What the task requires
Would you tally how many lines in the records include the word "endocytosis"? Reply with the number only.

[Collection entries]

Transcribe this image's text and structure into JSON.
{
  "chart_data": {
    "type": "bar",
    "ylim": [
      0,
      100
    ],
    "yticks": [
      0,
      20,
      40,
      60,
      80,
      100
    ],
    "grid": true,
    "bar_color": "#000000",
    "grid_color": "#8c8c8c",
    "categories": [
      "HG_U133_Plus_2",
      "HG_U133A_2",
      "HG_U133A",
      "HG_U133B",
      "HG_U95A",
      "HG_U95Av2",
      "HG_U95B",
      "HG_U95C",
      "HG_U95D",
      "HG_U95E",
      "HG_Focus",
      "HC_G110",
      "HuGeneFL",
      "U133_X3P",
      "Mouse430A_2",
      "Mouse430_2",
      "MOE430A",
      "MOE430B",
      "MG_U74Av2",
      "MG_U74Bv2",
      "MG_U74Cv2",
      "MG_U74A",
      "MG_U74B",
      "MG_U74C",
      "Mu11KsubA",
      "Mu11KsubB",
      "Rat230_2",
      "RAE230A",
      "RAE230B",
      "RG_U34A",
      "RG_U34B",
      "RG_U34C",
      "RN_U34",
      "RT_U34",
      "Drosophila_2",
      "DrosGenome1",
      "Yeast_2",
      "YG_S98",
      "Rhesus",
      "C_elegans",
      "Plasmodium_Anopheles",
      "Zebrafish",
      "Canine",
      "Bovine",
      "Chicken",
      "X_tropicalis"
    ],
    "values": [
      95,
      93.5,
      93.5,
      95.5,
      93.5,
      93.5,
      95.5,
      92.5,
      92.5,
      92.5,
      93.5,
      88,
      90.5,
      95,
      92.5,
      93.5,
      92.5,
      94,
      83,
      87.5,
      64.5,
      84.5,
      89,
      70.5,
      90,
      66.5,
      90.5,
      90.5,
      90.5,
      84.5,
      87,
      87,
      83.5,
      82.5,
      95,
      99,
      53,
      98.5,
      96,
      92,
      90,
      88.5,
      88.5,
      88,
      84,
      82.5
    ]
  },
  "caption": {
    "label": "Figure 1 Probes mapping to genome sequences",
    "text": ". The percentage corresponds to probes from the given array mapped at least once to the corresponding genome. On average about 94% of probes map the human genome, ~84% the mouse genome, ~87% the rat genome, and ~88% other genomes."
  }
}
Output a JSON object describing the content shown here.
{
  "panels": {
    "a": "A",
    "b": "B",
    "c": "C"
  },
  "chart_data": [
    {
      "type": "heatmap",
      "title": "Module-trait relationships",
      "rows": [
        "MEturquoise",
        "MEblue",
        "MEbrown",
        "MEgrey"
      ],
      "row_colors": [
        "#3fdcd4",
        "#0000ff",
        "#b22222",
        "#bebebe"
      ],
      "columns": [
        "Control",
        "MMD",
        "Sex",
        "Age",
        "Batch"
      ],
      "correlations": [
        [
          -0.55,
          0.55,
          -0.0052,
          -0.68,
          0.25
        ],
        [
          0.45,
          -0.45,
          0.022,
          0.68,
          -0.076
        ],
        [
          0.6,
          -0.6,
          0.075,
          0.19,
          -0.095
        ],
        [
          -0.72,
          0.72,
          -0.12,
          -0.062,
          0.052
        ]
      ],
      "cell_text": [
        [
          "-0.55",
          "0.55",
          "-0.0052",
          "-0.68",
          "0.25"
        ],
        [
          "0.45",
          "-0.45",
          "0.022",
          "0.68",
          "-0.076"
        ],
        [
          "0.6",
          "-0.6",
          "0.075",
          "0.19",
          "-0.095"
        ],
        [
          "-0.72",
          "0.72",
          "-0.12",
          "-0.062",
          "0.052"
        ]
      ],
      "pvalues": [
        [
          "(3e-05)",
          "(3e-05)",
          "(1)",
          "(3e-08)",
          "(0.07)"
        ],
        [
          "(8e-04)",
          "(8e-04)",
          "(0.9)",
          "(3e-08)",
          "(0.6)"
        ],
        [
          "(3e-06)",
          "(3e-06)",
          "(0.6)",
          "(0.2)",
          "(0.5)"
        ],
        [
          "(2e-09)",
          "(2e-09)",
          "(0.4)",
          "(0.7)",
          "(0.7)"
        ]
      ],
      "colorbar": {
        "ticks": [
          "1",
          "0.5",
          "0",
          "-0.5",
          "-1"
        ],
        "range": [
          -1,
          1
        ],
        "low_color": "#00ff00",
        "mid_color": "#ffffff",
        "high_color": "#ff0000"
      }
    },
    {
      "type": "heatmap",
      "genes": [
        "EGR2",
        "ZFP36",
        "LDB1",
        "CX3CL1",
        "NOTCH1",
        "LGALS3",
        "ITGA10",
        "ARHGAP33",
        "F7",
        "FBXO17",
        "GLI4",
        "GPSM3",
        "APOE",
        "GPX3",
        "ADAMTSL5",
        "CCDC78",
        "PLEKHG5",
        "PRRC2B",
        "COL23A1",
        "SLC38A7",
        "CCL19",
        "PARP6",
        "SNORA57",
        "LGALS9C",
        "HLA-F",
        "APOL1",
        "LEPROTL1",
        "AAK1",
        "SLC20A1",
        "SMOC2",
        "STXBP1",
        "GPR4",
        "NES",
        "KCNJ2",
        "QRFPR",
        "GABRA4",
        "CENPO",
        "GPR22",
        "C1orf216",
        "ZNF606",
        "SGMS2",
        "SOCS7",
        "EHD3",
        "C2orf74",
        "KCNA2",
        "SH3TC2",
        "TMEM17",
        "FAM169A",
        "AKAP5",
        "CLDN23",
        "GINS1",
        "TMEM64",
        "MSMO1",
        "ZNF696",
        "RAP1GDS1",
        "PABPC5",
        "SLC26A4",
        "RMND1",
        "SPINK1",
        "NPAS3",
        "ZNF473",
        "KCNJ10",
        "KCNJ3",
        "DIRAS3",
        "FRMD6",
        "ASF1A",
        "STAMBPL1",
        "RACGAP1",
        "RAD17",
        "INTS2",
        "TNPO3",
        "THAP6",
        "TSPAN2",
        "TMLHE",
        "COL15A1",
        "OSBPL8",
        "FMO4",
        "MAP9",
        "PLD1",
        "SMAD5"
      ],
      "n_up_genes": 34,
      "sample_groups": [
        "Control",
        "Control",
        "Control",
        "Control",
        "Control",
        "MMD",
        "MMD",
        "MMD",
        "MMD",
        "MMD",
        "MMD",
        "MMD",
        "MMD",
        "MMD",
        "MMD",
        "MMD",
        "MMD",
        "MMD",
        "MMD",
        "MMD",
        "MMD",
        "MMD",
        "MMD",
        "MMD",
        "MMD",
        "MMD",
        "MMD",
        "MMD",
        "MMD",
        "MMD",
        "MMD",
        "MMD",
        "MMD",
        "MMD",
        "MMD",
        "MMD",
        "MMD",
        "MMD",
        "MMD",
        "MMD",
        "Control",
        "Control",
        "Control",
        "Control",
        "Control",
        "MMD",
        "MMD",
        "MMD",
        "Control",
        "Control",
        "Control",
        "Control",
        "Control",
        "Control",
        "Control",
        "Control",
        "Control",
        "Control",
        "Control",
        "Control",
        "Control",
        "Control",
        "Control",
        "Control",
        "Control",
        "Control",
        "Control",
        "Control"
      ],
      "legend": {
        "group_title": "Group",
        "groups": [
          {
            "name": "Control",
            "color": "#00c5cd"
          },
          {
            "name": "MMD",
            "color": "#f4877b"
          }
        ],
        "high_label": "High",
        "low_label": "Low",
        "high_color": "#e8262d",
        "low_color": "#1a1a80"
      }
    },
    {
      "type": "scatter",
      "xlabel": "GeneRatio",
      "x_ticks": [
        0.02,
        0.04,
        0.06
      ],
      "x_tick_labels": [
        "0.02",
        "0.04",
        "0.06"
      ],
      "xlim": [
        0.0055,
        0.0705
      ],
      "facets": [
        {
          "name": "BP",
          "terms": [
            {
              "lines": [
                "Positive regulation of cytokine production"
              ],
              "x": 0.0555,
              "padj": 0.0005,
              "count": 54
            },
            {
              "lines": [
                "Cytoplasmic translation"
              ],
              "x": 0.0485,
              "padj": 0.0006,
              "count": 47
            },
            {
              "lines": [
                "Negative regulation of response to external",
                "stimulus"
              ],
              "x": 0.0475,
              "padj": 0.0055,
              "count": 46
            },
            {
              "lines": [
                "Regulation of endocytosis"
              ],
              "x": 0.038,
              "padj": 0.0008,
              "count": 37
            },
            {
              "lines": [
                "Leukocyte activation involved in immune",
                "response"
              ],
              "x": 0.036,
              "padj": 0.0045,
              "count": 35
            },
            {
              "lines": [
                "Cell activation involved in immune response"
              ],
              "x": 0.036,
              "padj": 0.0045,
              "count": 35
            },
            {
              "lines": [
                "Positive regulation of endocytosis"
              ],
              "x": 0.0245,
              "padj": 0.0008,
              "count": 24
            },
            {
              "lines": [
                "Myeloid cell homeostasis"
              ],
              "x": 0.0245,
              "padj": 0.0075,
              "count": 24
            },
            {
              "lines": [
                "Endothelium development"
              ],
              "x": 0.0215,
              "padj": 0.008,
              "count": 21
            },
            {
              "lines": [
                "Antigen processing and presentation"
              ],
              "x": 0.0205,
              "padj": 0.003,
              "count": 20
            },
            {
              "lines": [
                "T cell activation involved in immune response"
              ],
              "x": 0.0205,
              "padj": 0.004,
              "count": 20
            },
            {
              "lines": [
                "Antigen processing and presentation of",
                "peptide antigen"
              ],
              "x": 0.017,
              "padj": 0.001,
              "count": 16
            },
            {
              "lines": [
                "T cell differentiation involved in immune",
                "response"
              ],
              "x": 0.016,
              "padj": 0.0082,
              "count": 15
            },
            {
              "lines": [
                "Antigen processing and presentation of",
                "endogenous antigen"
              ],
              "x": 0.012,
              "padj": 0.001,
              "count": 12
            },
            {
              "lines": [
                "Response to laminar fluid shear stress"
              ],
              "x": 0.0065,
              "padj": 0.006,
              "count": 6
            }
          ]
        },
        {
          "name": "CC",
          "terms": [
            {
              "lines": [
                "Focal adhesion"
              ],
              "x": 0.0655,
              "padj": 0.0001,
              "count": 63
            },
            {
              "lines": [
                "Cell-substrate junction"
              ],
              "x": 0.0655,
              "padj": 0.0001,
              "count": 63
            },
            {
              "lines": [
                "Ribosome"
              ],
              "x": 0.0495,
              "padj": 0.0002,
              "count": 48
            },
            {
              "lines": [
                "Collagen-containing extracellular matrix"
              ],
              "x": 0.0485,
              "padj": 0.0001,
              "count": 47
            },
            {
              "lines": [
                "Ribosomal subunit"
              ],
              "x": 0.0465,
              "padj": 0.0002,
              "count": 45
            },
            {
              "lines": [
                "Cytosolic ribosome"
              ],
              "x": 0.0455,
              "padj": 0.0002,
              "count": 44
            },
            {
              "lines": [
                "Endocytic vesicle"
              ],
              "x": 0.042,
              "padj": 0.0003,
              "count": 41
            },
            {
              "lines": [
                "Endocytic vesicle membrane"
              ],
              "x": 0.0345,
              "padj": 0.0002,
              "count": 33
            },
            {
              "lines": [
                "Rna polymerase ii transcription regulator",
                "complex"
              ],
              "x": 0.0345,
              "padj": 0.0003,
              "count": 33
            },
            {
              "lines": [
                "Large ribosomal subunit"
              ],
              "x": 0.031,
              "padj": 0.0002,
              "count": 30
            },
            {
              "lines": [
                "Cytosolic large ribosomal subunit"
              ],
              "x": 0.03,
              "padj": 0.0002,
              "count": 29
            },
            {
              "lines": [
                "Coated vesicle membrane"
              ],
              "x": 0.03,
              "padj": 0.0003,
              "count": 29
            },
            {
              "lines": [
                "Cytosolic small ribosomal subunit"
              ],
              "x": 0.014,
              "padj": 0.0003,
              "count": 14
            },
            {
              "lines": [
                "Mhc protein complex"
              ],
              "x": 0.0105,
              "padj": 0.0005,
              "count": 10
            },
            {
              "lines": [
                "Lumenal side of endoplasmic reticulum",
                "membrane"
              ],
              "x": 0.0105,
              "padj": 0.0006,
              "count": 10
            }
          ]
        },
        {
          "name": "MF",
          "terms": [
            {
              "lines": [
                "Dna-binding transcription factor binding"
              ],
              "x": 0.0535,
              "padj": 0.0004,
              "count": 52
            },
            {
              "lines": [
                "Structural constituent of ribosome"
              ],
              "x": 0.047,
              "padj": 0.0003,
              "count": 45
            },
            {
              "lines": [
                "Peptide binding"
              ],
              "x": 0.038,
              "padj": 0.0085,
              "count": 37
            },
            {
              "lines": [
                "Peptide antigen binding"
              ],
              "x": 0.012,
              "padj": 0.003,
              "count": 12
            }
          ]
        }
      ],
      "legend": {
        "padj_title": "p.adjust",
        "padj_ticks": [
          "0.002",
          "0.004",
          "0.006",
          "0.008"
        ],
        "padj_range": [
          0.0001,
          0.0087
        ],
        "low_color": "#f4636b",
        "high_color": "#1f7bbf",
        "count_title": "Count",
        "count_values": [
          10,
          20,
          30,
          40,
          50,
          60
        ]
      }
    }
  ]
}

Your response
2